**Excerpts from a layout annotation set**
******************************

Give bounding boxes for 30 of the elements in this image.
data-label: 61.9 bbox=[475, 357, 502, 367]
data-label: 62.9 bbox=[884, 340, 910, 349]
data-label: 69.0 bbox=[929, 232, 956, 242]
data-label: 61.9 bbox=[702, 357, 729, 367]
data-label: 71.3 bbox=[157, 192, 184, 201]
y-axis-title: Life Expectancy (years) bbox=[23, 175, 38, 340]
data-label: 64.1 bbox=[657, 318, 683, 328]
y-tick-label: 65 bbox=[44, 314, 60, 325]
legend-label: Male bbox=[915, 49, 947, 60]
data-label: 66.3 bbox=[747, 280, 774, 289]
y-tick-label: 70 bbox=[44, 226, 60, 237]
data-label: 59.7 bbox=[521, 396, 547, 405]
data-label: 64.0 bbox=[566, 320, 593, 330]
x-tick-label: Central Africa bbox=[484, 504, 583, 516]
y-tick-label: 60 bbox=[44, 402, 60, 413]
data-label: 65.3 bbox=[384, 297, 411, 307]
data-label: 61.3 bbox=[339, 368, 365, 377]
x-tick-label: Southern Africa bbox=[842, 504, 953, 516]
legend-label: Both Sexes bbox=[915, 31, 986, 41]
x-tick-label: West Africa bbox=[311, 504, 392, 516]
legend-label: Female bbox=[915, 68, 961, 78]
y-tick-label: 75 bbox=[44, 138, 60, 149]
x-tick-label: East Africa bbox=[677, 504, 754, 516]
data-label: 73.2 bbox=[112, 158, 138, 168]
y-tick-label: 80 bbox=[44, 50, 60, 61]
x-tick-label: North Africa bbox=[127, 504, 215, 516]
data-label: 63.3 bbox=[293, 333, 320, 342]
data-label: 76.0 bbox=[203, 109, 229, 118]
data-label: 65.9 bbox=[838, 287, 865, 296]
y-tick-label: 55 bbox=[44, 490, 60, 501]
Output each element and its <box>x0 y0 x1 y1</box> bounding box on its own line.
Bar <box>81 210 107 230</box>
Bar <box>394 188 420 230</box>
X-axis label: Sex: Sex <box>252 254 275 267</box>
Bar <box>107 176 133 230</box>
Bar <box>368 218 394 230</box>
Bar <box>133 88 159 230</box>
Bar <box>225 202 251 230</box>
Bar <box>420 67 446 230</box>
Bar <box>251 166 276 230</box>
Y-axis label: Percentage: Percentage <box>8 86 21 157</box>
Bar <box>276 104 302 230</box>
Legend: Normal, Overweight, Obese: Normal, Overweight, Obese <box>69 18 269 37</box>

******************************

**Written exercise**
Can you copy every entry above line for line, changing nothing?

**The solution**
Give bounding boxes for 30 of the elements in this image.
data-label: 61.9 bbox=[475, 357, 502, 367]
data-label: 62.9 bbox=[884, 340, 910, 349]
data-label: 69.0 bbox=[929, 232, 956, 242]
data-label: 61.9 bbox=[702, 357, 729, 367]
data-label: 71.3 bbox=[157, 192, 184, 201]
y-axis-title: Life Expectancy (years) bbox=[23, 175, 38, 340]
data-label: 64.1 bbox=[657, 318, 683, 328]
y-tick-label: 65 bbox=[44, 314, 60, 325]
legend-label: Male bbox=[915, 49, 947, 60]
data-label: 66.3 bbox=[747, 280, 774, 289]
y-tick-label: 70 bbox=[44, 226, 60, 237]
data-label: 59.7 bbox=[521, 396, 547, 405]
data-label: 64.0 bbox=[566, 320, 593, 330]
x-tick-label: Central Africa bbox=[484, 504, 583, 516]
y-tick-label: 60 bbox=[44, 402, 60, 413]
data-label: 65.3 bbox=[384, 297, 411, 307]
data-label: 61.3 bbox=[339, 368, 365, 377]
x-tick-label: Southern Africa bbox=[842, 504, 953, 516]
legend-label: Both Sexes bbox=[915, 31, 986, 41]
x-tick-label: West Africa bbox=[311, 504, 392, 516]
legend-label: Female bbox=[915, 68, 961, 78]
y-tick-label: 75 bbox=[44, 138, 60, 149]
x-tick-label: East Africa bbox=[677, 504, 754, 516]
data-label: 73.2 bbox=[112, 158, 138, 168]
y-tick-label: 80 bbox=[44, 50, 60, 61]
x-tick-label: North Africa bbox=[127, 504, 215, 516]
data-label: 63.3 bbox=[293, 333, 320, 342]
data-label: 76.0 bbox=[203, 109, 229, 118]
data-label: 65.9 bbox=[838, 287, 865, 296]
y-tick-label: 55 bbox=[44, 490, 60, 501]
Output each element and its <box>x0 y0 x1 y1</box> bounding box on its own line.
Bar <box>81 210 107 230</box>
Bar <box>394 188 420 230</box>
X-axis label: Sex: Sex <box>252 254 275 267</box>
Bar <box>107 176 133 230</box>
Bar <box>368 218 394 230</box>
Bar <box>133 88 159 230</box>
Bar <box>225 202 251 230</box>
Bar <box>420 67 446 230</box>
Bar <box>251 166 276 230</box>
Y-axis label: Percentage: Percentage <box>8 86 21 157</box>
Bar <box>276 104 302 230</box>
Legend: Normal, Overweight, Obese: Normal, Overweight, Obese <box>69 18 269 37</box>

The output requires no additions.